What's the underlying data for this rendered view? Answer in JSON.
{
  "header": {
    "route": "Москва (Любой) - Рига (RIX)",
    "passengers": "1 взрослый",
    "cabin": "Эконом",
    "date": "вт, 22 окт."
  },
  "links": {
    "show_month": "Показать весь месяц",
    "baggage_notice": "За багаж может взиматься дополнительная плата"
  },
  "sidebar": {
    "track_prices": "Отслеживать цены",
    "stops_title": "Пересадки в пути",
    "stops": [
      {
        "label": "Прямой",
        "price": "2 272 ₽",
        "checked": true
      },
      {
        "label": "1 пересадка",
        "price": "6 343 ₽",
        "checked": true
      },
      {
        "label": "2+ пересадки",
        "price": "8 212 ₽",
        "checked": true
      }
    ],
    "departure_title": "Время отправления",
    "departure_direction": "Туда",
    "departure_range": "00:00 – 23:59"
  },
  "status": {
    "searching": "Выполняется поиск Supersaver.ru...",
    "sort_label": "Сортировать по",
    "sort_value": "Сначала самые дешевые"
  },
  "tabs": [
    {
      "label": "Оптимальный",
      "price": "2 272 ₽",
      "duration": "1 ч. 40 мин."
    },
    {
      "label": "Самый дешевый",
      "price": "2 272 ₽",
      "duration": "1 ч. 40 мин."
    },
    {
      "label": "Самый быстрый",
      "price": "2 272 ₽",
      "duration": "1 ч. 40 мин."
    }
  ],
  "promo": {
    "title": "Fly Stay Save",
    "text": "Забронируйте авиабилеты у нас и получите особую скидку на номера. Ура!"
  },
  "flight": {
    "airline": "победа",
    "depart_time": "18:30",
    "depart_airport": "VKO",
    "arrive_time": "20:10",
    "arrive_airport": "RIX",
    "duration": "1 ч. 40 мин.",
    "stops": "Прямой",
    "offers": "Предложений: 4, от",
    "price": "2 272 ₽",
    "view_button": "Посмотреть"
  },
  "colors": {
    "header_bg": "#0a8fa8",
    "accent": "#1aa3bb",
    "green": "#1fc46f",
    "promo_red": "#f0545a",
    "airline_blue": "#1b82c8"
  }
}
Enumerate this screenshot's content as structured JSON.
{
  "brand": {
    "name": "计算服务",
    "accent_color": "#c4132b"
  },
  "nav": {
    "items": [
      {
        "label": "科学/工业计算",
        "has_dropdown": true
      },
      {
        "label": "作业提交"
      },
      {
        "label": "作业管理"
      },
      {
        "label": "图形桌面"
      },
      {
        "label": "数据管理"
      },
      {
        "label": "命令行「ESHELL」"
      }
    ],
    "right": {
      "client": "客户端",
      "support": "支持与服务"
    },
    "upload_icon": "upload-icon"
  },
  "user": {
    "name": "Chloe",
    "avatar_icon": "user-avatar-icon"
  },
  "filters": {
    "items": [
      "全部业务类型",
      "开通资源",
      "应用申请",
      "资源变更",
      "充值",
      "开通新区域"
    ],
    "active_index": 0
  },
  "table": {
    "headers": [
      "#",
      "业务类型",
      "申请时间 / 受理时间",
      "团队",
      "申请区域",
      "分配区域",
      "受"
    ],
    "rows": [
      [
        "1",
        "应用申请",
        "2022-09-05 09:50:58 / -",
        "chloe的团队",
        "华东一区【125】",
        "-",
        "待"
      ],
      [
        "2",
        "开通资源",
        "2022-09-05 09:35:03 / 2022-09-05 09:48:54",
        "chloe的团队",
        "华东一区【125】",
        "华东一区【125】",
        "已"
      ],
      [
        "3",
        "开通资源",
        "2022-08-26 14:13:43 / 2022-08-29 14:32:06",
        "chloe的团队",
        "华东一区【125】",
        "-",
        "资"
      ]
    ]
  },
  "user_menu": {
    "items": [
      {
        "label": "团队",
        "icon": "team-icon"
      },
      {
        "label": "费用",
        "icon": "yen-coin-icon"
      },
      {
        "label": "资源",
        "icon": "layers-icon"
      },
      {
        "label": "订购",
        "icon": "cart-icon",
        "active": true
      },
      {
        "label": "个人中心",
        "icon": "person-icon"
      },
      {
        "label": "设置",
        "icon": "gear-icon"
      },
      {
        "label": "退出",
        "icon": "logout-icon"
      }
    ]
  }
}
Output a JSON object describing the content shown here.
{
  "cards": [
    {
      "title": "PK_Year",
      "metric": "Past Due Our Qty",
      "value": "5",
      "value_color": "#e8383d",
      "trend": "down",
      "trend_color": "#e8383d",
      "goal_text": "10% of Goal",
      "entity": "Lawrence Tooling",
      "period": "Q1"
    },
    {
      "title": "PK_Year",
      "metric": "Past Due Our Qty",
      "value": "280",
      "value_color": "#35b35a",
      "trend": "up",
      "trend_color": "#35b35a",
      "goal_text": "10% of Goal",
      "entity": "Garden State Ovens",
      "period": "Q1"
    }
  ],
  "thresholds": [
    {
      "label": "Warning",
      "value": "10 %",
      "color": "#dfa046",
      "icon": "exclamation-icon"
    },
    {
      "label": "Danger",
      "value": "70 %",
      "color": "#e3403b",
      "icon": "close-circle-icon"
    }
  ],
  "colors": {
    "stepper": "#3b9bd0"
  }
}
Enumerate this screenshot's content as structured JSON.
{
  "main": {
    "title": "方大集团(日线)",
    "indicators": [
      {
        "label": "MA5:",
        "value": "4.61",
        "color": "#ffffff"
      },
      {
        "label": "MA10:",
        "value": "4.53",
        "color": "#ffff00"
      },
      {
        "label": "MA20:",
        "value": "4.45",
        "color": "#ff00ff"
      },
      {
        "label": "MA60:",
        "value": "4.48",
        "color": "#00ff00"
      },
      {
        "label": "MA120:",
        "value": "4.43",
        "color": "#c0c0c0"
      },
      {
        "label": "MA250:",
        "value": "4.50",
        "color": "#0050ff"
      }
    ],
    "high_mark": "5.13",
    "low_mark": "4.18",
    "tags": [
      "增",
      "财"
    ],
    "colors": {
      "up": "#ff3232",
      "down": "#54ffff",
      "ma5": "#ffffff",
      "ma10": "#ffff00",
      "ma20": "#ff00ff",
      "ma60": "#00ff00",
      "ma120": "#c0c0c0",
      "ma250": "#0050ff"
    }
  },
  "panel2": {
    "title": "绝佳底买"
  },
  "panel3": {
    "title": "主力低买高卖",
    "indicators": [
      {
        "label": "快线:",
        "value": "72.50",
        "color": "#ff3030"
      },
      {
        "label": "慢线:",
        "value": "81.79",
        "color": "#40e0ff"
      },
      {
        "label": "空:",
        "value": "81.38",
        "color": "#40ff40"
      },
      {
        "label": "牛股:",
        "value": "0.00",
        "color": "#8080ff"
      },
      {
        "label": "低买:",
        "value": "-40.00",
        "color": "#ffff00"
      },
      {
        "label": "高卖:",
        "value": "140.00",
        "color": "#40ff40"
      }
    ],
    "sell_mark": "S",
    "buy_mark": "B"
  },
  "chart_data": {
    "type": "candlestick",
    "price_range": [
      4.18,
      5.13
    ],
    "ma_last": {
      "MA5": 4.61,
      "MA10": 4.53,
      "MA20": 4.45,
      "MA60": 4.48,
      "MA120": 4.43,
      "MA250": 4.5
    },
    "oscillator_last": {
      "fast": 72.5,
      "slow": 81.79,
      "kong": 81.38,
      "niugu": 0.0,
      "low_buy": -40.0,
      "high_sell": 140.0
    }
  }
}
........
» To be done
Restate the data above exactly, keeping each word as it stands.

» Solution below
What's the underlying data for this rendered view? Answer in JSON.
{
  "header": {
    "route": "Москва (Любой) - Рига (RIX)",
    "passengers": "1 взрослый",
    "cabin": "Эконом",
    "date": "вт, 22 окт."
  },
  "links": {
    "show_month": "Показать весь месяц",
    "baggage_notice": "За багаж может взиматься дополнительная плата"
  },
  "sidebar": {
    "track_prices": "Отслеживать цены",
    "stops_title": "Пересадки в пути",
    "stops": [
      {
        "label": "Прямой",
        "price": "2 272 ₽",
        "checked": true
      },
      {
        "label": "1 пересадка",
        "price": "6 343 ₽",
        "checked": true
      },
      {
        "label": "2+ пересадки",
        "price": "8 212 ₽",
        "checked": true
      }
    ],
    "departure_title": "Время отправления",
    "departure_direction": "Туда",
    "departure_range": "00:00 – 23:59"
  },
  "status": {
    "searching": "Выполняется поиск Supersaver.ru...",
    "sort_label": "Сортировать по",
    "sort_value": "Сначала самые дешевые"
  },
  "tabs": [
    {
      "label": "Оптимальный",
      "price": "2 272 ₽",
      "duration": "1 ч. 40 мин."
    },
    {
      "label": "Самый дешевый",
      "price": "2 272 ₽",
      "duration": "1 ч. 40 мин."
    },
    {
      "label": "Самый быстрый",
      "price": "2 272 ₽",
      "duration": "1 ч. 40 мин."
    }
  ],
  "promo": {
    "title": "Fly Stay Save",
    "text": "Забронируйте авиабилеты у нас и получите особую скидку на номера. Ура!"
  },
  "flight": {
    "airline": "победа",
    "depart_time": "18:30",
    "depart_airport": "VKO",
    "arrive_time": "20:10",
    "arrive_airport": "RIX",
    "duration": "1 ч. 40 мин.",
    "stops": "Прямой",
    "offers": "Предложений: 4, от",
    "price": "2 272 ₽",
    "view_button": "Посмотреть"
  },
  "colors": {
    "header_bg": "#0a8fa8",
    "accent": "#1aa3bb",
    "green": "#1fc46f",
    "promo_red": "#f0545a",
    "airline_blue": "#1b82c8"
  }
}
Enumerate this screenshot's content as structured JSON.
{
  "brand": {
    "name": "计算服务",
    "accent_color": "#c4132b"
  },
  "nav": {
    "items": [
      {
        "label": "科学/工业计算",
        "has_dropdown": true
      },
      {
        "label": "作业提交"
      },
      {
        "label": "作业管理"
      },
      {
        "label": "图形桌面"
      },
      {
        "label": "数据管理"
      },
      {
        "label": "命令行「ESHELL」"
      }
    ],
    "right": {
      "client": "客户端",
      "support": "支持与服务"
    },
    "upload_icon": "upload-icon"
  },
  "user": {
    "name": "Chloe",
    "avatar_icon": "user-avatar-icon"
  },
  "filters": {
    "items": [
      "全部业务类型",
      "开通资源",
      "应用申请",
      "资源变更",
      "充值",
      "开通新区域"
    ],
    "active_index": 0
  },
  "table": {
    "headers": [
      "#",
      "业务类型",
      "申请时间 / 受理时间",
      "团队",
      "申请区域",
      "分配区域",
      "受"
    ],
    "rows": [
      [
        "1",
        "应用申请",
        "2022-09-05 09:50:58 / -",
        "chloe的团队",
        "华东一区【125】",
        "-",
        "待"
      ],
      [
        "2",
        "开通资源",
        "2022-09-05 09:35:03 / 2022-09-05 09:48:54",
        "chloe的团队",
        "华东一区【125】",
        "华东一区【125】",
        "已"
      ],
      [
        "3",
        "开通资源",
        "2022-08-26 14:13:43 / 2022-08-29 14:32:06",
        "chloe的团队",
        "华东一区【125】",
        "-",
        "资"
      ]
    ]
  },
  "user_menu": {
    "items": [
      {
        "label": "团队",
        "icon": "team-icon"
      },
      {
        "label": "费用",
        "icon": "yen-coin-icon"
      },
      {
        "label": "资源",
        "icon": "layers-icon"
      },
      {
        "label": "订购",
        "icon": "cart-icon",
        "active": true
      },
      {
        "label": "个人中心",
        "icon": "person-icon"
      },
      {
        "label": "设置",
        "icon": "gear-icon"
      },
      {
        "label": "退出",
        "icon": "logout-icon"
      }
    ]
  }
}
Output a JSON object describing the content shown here.
{
  "cards": [
    {
      "title": "PK_Year",
      "metric": "Past Due Our Qty",
      "value": "5",
      "value_color": "#e8383d",
      "trend": "down",
      "trend_color": "#e8383d",
      "goal_text": "10% of Goal",
      "entity": "Lawrence Tooling",
      "period": "Q1"
    },
    {
      "title": "PK_Year",
      "metric": "Past Due Our Qty",
      "value": "280",
      "value_color": "#35b35a",
      "trend": "up",
      "trend_color": "#35b35a",
      "goal_text": "10% of Goal",
      "entity": "Garden State Ovens",
      "period": "Q1"
    }
  ],
  "thresholds": [
    {
      "label": "Warning",
      "value": "10 %",
      "color": "#dfa046",
      "icon": "exclamation-icon"
    },
    {
      "label": "Danger",
      "value": "70 %",
      "color": "#e3403b",
      "icon": "close-circle-icon"
    }
  ],
  "colors": {
    "stepper": "#3b9bd0"
  }
}
Enumerate this screenshot's content as structured JSON.
{
  "main": {
    "title": "方大集团(日线)",
    "indicators": [
      {
        "label": "MA5:",
        "value": "4.61",
        "color": "#ffffff"
      },
      {
        "label": "MA10:",
        "value": "4.53",
        "color": "#ffff00"
      },
      {
        "label": "MA20:",
        "value": "4.45",
        "color": "#ff00ff"
      },
      {
        "label": "MA60:",
        "value": "4.48",
        "color": "#00ff00"
      },
      {
        "label": "MA120:",
        "value": "4.43",
        "color": "#c0c0c0"
      },
      {
        "label": "MA250:",
        "value": "4.50",
        "color": "#0050ff"
      }
    ],
    "high_mark": "5.13",
    "low_mark": "4.18",
    "tags": [
      "增",
      "财"
    ],
    "colors": {
      "up": "#ff3232",
      "down": "#54ffff",
      "ma5": "#ffffff",
      "ma10": "#ffff00",
      "ma20": "#ff00ff",
      "ma60": "#00ff00",
      "ma120": "#c0c0c0",
      "ma250": "#0050ff"
    }
  },
  "panel2": {
    "title": "绝佳底买"
  },
  "panel3": {
    "title": "主力低买高卖",
    "indicators": [
      {
        "label": "快线:",
        "value": "72.50",
        "color": "#ff3030"
      },
      {
        "label": "慢线:",
        "value": "81.79",
        "color": "#40e0ff"
      },
      {
        "label": "空:",
        "value": "81.38",
        "color": "#40ff40"
      },
      {
        "label": "牛股:",
        "value": "0.00",
        "color": "#8080ff"
      },
      {
        "label": "低买:",
        "value": "-40.00",
        "color": "#ffff00"
      },
      {
        "label": "高卖:",
        "value": "140.00",
        "color": "#40ff40"
      }
    ],
    "sell_mark": "S",
    "buy_mark": "B"
  },
  "chart_data": {
    "type": "candlestick",
    "price_range": [
      4.18,
      5.13
    ],
    "ma_last": {
      "MA5": 4.61,
      "MA10": 4.53,
      "MA20": 4.45,
      "MA60": 4.48,
      "MA120": 4.43,
      "MA250": 4.5
    },
    "oscillator_last": {
      "fast": 72.5,
      "slow": 81.79,
      "kong": 81.38,
      "niugu": 0.0,
      "low_buy": -40.0,
      "high_sell": 140.0
    }
  }
}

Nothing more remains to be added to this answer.